* What the task asks
Rename every "side-note-line" to "note-line" in the stretch from the start of the entries through the line that contains "legend-label: Decreasing WD", and give those lines back with nothing else changed.
....
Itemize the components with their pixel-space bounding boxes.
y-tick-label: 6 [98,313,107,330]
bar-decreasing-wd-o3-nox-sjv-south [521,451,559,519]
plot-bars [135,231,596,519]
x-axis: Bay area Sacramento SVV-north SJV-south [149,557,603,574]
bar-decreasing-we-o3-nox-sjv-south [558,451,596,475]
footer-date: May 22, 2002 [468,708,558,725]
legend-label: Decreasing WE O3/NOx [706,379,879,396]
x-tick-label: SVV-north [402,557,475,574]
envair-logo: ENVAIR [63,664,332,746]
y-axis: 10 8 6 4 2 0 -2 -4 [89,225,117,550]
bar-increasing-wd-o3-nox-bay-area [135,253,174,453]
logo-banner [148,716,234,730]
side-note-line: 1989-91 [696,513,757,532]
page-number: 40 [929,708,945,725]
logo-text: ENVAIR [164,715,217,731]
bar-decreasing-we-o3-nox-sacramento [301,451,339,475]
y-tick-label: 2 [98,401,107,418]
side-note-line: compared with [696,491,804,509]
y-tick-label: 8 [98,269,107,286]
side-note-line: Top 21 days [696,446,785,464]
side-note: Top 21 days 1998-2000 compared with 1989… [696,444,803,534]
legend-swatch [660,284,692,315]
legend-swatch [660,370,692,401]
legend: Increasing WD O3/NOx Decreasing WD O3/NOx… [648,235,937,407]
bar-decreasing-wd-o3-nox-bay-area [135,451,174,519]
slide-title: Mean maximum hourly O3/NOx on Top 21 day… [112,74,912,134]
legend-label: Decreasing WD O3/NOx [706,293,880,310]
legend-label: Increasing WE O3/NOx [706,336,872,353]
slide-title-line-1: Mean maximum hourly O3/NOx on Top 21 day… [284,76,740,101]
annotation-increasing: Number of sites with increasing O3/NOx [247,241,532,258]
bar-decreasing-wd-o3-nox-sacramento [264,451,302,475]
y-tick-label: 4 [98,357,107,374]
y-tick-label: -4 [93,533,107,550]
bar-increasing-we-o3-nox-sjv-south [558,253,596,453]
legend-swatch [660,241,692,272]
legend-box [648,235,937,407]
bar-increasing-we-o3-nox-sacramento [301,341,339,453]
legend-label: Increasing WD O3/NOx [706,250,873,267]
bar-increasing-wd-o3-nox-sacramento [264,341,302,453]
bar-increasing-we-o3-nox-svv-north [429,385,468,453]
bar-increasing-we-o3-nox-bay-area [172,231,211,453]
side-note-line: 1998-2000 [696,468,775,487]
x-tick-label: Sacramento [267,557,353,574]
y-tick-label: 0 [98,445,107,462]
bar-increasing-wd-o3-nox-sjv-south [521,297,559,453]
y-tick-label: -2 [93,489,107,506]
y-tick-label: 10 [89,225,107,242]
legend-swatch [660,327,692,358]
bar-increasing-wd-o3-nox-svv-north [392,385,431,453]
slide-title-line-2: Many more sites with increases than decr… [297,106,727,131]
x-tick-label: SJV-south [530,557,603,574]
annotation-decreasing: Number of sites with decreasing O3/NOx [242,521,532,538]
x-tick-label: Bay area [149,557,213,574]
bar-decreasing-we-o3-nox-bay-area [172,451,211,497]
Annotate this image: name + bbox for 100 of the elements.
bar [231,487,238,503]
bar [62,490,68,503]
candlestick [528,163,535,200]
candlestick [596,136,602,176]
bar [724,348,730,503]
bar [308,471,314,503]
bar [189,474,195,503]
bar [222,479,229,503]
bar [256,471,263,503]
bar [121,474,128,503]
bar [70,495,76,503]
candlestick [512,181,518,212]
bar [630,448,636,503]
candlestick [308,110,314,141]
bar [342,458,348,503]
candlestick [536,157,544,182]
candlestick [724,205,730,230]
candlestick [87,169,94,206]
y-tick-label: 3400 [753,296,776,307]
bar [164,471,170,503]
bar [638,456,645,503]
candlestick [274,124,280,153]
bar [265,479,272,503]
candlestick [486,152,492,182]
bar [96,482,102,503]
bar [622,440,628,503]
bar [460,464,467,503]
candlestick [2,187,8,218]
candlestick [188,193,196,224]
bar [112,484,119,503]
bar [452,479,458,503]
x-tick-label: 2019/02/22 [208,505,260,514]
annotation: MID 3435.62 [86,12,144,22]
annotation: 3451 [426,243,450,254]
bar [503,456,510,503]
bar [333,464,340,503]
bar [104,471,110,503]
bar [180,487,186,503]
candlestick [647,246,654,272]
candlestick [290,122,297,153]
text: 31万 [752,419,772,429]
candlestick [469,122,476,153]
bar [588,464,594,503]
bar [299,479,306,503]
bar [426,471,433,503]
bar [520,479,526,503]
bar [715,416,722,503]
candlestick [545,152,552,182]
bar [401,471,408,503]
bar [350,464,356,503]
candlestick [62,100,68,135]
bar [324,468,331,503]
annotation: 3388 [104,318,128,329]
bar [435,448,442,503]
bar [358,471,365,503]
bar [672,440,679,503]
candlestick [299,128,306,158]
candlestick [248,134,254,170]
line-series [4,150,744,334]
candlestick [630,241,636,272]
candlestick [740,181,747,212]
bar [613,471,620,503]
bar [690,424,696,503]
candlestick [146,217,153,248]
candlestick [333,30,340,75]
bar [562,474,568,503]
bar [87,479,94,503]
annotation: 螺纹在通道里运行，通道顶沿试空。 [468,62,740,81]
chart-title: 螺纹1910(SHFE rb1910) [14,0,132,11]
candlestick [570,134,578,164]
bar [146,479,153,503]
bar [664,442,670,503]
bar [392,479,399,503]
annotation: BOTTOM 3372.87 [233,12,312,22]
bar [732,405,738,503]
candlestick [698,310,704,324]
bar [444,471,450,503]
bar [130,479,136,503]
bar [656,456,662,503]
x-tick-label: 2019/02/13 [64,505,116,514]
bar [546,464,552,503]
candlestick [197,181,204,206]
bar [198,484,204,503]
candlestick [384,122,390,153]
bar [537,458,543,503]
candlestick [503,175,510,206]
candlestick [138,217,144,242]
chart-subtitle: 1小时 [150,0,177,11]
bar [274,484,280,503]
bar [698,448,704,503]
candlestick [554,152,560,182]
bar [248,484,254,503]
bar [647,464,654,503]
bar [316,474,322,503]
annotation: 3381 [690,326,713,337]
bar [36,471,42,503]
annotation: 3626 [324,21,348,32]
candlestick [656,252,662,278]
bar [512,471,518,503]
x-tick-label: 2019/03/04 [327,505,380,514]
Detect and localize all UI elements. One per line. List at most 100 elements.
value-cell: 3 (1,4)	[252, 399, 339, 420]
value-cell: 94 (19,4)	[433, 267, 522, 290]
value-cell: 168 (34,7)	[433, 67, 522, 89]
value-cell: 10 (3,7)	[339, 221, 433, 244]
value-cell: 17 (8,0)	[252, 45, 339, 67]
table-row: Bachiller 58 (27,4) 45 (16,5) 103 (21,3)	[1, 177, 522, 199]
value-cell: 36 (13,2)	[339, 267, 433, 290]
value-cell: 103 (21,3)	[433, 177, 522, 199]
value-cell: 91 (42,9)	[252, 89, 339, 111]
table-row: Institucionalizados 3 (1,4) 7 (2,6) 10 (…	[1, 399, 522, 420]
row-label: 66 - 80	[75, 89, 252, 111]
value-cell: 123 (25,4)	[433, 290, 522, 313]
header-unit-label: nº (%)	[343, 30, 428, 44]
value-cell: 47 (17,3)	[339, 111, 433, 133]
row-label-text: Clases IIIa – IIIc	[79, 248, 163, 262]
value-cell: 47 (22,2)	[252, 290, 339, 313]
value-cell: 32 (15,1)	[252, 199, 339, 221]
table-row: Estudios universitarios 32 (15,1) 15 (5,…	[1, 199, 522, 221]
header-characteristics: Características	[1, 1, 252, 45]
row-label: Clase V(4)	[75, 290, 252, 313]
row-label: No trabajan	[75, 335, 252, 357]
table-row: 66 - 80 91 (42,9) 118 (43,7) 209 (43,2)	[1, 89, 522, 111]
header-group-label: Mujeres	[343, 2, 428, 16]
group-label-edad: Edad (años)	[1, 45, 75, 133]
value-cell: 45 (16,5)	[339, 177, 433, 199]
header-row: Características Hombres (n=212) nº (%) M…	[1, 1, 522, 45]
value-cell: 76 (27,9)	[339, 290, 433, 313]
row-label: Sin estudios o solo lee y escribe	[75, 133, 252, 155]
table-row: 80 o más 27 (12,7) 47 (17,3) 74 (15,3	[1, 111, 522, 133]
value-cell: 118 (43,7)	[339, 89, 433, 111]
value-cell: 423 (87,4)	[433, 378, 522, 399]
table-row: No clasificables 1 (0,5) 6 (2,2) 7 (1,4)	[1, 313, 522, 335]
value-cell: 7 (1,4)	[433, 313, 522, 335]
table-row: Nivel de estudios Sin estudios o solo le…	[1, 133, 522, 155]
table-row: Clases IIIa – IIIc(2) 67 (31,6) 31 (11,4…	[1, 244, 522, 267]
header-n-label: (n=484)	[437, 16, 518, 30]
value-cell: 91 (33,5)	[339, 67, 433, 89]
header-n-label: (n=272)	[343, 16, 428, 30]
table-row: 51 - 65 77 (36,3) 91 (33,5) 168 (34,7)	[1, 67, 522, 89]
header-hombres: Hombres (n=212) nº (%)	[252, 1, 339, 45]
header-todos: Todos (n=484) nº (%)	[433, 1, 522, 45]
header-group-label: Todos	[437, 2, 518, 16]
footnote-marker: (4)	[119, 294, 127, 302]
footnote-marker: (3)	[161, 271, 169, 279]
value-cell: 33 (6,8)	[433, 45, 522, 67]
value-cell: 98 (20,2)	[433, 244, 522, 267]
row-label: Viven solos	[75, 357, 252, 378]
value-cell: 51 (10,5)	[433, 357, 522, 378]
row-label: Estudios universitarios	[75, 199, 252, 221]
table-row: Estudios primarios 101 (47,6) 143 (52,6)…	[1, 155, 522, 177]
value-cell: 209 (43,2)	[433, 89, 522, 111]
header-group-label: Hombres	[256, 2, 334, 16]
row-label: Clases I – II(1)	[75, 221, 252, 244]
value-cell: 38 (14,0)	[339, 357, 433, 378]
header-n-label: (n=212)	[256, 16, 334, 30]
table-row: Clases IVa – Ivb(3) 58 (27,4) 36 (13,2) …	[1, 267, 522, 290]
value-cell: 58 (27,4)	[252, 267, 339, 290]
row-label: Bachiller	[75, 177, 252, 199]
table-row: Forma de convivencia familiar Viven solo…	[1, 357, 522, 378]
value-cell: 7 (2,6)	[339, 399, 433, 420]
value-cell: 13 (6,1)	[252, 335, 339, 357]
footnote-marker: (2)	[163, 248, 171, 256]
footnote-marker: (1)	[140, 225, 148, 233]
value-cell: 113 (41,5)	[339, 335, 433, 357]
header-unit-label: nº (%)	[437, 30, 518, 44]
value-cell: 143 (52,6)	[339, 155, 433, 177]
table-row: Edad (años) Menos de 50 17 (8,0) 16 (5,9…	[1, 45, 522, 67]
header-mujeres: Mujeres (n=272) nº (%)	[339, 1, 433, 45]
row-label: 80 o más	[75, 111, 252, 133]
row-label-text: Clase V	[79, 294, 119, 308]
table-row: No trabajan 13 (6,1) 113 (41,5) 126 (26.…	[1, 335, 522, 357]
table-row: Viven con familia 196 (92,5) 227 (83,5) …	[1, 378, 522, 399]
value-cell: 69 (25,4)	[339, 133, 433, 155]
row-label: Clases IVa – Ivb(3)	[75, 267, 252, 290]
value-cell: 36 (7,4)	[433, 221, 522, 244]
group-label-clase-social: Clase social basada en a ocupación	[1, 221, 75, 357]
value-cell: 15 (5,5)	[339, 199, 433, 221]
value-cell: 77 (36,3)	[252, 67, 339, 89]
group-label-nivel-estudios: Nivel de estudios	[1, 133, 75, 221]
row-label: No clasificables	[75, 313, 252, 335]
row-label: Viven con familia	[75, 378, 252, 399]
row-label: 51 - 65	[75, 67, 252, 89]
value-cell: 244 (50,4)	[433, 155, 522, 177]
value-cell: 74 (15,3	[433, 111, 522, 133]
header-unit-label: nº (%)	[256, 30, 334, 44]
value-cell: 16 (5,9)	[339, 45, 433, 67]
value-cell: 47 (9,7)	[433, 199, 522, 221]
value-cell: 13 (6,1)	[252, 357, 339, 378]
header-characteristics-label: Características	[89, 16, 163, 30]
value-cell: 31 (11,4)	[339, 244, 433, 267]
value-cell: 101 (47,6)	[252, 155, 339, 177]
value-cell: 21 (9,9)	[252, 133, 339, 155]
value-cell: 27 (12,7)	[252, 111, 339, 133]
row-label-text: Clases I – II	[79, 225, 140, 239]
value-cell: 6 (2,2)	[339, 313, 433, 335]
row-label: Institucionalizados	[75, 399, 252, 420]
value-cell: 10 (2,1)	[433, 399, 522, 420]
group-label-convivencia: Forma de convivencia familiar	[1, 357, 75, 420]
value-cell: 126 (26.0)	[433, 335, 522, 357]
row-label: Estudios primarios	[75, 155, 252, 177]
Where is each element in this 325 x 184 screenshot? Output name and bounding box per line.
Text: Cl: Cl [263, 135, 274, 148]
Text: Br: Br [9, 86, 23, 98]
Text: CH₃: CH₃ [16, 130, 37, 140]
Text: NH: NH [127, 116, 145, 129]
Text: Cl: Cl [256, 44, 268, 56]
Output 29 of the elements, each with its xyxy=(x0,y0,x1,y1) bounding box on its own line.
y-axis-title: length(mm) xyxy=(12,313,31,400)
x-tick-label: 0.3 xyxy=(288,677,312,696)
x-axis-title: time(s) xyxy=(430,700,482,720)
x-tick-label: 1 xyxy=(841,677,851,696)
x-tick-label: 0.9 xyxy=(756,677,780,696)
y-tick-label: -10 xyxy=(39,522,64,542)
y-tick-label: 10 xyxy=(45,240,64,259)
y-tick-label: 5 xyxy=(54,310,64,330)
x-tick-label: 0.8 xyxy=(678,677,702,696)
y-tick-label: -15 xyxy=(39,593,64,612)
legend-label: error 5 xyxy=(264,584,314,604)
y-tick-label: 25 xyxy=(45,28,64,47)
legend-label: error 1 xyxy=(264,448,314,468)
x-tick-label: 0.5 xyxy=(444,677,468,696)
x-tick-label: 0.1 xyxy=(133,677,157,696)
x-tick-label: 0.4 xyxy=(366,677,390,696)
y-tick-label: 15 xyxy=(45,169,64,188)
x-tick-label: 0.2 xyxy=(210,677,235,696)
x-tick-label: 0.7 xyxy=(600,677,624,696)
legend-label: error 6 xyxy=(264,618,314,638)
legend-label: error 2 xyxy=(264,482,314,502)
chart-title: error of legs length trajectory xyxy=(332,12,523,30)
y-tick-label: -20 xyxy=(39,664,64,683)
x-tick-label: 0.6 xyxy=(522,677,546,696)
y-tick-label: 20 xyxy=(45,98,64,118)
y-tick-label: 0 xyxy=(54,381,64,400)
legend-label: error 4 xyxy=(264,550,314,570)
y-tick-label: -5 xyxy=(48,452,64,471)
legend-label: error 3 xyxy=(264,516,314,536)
....
* Full output
Itemize the components with their pixel-space bounding boxes.
y-tick-label: 6 [98,313,107,330]
bar-decreasing-wd-o3-nox-sjv-south [521,451,559,519]
plot-bars [135,231,596,519]
x-axis: Bay area Sacramento SVV-north SJV-south [149,557,603,574]
bar-decreasing-we-o3-nox-sjv-south [558,451,596,475]
footer-date: May 22, 2002 [468,708,558,725]
legend-label: Decreasing WE O3/NOx [706,379,879,396]
x-tick-label: SVV-north [402,557,475,574]
envair-logo: ENVAIR [63,664,332,746]
y-axis: 10 8 6 4 2 0 -2 -4 [89,225,117,550]
bar-increasing-wd-o3-nox-bay-area [135,253,174,453]
logo-banner [148,716,234,730]
note-line: 1989-91 [696,513,757,532]
page-number: 40 [929,708,945,725]
logo-text: ENVAIR [164,715,217,731]
bar-decreasing-we-o3-nox-sacramento [301,451,339,475]
y-tick-label: 2 [98,401,107,418]
note-line: compared with [696,491,804,509]
y-tick-label: 8 [98,269,107,286]
note-line: Top 21 days [696,446,785,464]
side-note: Top 21 days 1998-2000 compared with 1989… [696,444,803,534]
legend-swatch [660,284,692,315]
legend-swatch [660,370,692,401]
legend: Increasing WD O3/NOx Decreasing WD O3/NOx… [648,235,937,407]
bar-decreasing-wd-o3-nox-bay-area [135,451,174,519]
slide-title: Mean maximum hourly O3/NOx on Top 21 day… [112,74,912,134]
legend-label: Decreasing WD O3/NOx [706,293,880,310]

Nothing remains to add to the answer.